*** DATA Section Begins ***
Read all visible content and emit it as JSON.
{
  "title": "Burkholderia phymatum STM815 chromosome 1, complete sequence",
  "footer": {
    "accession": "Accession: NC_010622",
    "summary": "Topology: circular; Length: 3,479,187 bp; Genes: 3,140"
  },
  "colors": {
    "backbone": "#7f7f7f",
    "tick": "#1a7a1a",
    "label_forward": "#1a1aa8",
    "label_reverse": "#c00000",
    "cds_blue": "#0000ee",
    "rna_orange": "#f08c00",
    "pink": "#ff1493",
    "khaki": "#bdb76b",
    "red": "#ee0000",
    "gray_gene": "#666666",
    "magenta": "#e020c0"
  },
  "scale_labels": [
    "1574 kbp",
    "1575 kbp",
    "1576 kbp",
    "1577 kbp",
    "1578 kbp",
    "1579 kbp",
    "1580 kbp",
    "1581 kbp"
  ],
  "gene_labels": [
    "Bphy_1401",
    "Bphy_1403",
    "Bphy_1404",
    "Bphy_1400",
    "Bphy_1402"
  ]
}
*** DATA Section Ends ***
__WHAT IS EXPECTED__
From the first line to the last, copy the data exactly.

__WORKED SOLUTION__
Read all visible content and emit it as JSON.
{
  "title": "Burkholderia phymatum STM815 chromosome 1, complete sequence",
  "footer": {
    "accession": "Accession: NC_010622",
    "summary": "Topology: circular; Length: 3,479,187 bp; Genes: 3,140"
  },
  "colors": {
    "backbone": "#7f7f7f",
    "tick": "#1a7a1a",
    "label_forward": "#1a1aa8",
    "label_reverse": "#c00000",
    "cds_blue": "#0000ee",
    "rna_orange": "#f08c00",
    "pink": "#ff1493",
    "khaki": "#bdb76b",
    "red": "#ee0000",
    "gray_gene": "#666666",
    "magenta": "#e020c0"
  },
  "scale_labels": [
    "1574 kbp",
    "1575 kbp",
    "1576 kbp",
    "1577 kbp",
    "1578 kbp",
    "1579 kbp",
    "1580 kbp",
    "1581 kbp"
  ],
  "gene_labels": [
    "Bphy_1401",
    "Bphy_1403",
    "Bphy_1404",
    "Bphy_1400",
    "Bphy_1402"
  ]
}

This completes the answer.